Exercise goal:
Look through the records below and collect all lines that hold the string "mouse".

(Rows from a dataset)

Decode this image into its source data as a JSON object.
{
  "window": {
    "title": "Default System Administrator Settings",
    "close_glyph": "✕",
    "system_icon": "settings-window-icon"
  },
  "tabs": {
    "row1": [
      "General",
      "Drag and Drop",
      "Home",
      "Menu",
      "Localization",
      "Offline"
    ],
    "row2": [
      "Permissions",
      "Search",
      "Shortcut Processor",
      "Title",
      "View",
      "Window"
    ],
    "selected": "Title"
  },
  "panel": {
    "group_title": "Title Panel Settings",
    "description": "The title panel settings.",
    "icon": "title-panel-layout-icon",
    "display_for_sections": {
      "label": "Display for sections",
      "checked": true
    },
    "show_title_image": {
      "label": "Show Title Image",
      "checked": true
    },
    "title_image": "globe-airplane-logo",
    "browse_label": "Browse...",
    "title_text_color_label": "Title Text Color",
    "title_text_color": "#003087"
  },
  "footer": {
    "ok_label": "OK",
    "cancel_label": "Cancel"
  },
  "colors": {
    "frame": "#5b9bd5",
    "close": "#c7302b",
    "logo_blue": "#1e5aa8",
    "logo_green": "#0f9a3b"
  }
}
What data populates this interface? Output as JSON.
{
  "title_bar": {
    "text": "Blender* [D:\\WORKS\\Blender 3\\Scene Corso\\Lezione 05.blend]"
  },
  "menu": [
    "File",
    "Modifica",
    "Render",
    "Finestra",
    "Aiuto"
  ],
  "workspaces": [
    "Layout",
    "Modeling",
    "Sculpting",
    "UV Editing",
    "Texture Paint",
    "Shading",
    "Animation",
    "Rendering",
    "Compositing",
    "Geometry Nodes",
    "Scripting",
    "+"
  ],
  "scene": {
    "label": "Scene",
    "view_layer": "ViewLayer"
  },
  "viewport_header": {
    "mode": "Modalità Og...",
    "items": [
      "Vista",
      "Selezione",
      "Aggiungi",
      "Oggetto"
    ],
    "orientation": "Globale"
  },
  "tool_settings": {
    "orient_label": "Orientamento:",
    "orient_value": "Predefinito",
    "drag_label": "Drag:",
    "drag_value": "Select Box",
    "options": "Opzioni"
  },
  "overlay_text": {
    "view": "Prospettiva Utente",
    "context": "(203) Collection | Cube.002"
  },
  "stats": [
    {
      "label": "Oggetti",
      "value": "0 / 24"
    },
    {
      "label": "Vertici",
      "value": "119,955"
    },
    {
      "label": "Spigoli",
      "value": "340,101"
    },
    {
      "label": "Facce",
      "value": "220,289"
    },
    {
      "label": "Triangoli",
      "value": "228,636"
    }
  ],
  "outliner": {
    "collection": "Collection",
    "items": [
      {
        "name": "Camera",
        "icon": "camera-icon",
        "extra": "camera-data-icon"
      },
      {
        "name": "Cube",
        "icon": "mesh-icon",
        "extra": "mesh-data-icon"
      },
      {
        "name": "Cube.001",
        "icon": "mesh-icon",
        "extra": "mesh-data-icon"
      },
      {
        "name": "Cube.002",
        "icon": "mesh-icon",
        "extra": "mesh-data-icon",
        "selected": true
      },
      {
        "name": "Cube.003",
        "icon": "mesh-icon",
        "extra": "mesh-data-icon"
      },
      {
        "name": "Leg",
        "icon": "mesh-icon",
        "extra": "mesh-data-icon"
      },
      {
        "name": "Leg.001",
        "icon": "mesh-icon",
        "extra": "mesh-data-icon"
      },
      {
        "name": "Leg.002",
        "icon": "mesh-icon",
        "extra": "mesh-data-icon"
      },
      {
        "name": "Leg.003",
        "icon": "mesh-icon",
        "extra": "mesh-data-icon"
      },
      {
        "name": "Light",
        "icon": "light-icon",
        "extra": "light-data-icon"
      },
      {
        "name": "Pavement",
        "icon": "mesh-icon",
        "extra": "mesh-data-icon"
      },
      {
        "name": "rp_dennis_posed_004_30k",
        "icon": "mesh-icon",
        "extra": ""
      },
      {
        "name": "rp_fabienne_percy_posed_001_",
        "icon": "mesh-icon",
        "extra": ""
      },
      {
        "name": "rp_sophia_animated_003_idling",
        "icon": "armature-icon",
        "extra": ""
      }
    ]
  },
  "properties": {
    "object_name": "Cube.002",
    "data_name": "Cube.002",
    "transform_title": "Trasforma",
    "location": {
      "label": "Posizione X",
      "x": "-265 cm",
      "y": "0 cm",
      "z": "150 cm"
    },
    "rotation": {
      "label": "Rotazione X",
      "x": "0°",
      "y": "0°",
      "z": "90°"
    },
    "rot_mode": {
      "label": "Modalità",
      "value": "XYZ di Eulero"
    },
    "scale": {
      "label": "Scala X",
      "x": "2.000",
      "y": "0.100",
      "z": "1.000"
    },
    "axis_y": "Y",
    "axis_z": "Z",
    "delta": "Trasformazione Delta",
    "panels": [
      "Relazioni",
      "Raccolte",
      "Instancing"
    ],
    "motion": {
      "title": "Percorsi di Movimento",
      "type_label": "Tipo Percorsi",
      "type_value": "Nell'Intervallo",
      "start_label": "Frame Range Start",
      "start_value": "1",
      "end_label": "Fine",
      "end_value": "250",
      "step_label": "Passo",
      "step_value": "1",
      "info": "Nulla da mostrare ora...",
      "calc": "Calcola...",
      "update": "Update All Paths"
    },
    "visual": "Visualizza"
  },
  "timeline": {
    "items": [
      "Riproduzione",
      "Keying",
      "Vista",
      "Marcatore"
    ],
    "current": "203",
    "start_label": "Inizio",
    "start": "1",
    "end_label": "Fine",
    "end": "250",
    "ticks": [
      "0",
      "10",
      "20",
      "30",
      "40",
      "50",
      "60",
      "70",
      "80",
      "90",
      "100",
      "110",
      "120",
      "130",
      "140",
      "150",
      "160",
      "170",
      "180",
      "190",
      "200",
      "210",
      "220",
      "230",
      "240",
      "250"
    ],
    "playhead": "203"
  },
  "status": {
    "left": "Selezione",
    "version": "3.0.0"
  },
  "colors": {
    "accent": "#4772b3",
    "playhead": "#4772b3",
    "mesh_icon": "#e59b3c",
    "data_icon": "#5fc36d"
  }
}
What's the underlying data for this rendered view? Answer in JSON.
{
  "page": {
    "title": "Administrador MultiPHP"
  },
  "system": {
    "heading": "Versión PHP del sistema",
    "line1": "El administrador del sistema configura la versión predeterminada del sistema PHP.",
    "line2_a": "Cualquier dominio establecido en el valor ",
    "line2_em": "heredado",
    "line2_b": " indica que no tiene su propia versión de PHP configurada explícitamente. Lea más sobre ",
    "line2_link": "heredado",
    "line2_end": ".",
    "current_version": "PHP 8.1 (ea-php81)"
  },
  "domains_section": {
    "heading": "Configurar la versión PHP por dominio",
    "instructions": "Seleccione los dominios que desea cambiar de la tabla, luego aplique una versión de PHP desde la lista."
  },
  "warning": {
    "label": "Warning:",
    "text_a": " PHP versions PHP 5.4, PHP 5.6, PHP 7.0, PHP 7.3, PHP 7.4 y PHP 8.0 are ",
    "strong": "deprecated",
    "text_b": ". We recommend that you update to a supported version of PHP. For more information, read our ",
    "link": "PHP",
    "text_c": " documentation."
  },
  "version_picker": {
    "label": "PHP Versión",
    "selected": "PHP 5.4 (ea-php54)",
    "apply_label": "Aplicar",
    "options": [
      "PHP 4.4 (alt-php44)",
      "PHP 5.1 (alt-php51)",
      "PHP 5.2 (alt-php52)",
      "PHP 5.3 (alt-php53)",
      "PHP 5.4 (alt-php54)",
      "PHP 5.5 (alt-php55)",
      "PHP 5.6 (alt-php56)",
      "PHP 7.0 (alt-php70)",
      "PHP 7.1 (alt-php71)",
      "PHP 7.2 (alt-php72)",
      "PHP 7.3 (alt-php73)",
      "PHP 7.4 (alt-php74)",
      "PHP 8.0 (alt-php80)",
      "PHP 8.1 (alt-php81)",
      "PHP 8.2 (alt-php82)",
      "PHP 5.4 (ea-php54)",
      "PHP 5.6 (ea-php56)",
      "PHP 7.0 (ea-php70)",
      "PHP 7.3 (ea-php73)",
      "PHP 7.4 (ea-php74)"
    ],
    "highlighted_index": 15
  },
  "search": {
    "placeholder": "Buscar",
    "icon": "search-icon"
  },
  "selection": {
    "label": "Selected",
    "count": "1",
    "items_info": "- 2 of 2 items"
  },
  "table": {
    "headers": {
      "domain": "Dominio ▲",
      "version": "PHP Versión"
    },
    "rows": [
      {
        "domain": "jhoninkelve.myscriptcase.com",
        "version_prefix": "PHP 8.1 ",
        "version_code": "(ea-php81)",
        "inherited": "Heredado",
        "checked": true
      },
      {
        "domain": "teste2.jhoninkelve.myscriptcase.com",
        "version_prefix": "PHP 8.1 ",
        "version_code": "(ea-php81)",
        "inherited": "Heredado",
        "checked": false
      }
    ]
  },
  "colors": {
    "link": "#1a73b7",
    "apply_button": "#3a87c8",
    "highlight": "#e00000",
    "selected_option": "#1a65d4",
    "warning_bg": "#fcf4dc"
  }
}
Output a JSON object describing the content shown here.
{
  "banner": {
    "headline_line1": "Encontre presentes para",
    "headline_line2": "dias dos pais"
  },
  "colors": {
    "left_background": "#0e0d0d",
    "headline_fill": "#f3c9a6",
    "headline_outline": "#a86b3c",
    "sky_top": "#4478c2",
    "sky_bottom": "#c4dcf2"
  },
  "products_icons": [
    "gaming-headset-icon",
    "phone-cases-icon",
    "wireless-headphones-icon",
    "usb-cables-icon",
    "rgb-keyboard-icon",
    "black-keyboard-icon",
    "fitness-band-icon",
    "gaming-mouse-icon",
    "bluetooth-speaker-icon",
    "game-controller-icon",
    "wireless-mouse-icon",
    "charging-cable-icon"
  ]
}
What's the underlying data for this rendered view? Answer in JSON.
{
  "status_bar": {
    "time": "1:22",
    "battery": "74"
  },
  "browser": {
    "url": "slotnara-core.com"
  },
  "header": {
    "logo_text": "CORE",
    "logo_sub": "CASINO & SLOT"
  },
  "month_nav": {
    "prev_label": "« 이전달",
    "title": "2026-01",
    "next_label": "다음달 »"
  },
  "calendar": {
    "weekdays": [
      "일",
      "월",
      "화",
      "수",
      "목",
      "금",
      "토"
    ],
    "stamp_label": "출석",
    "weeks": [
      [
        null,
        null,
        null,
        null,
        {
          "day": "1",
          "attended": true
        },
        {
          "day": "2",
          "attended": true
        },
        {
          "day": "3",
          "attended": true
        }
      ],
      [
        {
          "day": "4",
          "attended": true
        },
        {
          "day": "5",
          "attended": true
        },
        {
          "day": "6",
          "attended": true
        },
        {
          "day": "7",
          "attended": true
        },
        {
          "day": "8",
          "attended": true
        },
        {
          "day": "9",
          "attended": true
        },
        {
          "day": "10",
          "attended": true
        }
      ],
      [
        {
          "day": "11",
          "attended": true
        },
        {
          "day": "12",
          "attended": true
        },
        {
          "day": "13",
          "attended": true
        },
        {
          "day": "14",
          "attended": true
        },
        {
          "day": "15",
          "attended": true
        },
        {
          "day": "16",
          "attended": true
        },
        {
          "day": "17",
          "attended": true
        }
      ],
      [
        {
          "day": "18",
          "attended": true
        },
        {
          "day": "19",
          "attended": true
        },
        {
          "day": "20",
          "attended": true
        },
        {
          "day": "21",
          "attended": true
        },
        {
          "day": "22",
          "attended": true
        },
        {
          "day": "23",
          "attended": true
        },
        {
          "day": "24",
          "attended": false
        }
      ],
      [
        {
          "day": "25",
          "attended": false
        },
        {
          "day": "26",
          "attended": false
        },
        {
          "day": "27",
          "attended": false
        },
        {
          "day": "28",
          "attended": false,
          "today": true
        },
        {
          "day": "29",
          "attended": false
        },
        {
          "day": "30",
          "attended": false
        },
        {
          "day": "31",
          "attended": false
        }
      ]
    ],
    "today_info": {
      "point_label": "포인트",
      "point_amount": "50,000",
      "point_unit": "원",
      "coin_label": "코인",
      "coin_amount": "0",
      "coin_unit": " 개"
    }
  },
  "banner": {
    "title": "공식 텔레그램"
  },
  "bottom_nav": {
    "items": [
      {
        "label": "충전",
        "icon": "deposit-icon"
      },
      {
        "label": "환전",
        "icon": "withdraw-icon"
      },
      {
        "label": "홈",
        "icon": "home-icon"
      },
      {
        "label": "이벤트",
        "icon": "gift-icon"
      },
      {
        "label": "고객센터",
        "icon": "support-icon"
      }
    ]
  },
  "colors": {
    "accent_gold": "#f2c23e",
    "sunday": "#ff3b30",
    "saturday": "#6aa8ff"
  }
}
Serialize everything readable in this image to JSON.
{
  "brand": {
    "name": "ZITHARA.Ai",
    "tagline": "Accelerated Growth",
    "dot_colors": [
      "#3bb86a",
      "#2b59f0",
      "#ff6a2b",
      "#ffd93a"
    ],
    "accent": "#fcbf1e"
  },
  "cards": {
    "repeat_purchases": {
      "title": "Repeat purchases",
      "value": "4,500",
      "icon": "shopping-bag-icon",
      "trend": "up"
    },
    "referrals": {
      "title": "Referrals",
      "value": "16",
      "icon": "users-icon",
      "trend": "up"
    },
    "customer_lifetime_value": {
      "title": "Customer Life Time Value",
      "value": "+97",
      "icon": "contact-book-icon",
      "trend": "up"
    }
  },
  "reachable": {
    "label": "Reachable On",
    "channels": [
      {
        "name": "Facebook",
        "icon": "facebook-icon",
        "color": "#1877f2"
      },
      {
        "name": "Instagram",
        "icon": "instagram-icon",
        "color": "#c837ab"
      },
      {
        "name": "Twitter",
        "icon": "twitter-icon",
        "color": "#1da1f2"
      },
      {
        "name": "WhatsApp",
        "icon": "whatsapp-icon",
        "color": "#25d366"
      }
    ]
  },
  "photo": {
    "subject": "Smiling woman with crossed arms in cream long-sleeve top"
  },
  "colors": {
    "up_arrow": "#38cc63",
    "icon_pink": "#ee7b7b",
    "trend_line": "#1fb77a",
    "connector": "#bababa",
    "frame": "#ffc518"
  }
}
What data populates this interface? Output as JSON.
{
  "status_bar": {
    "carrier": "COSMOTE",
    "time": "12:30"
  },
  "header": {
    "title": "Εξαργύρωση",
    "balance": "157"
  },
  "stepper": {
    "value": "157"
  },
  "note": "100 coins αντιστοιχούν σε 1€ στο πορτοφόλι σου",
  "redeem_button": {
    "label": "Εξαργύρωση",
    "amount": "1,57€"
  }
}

Solution to this exercise:
    "gaming-mouse-icon",
    "wireless-mouse-icon",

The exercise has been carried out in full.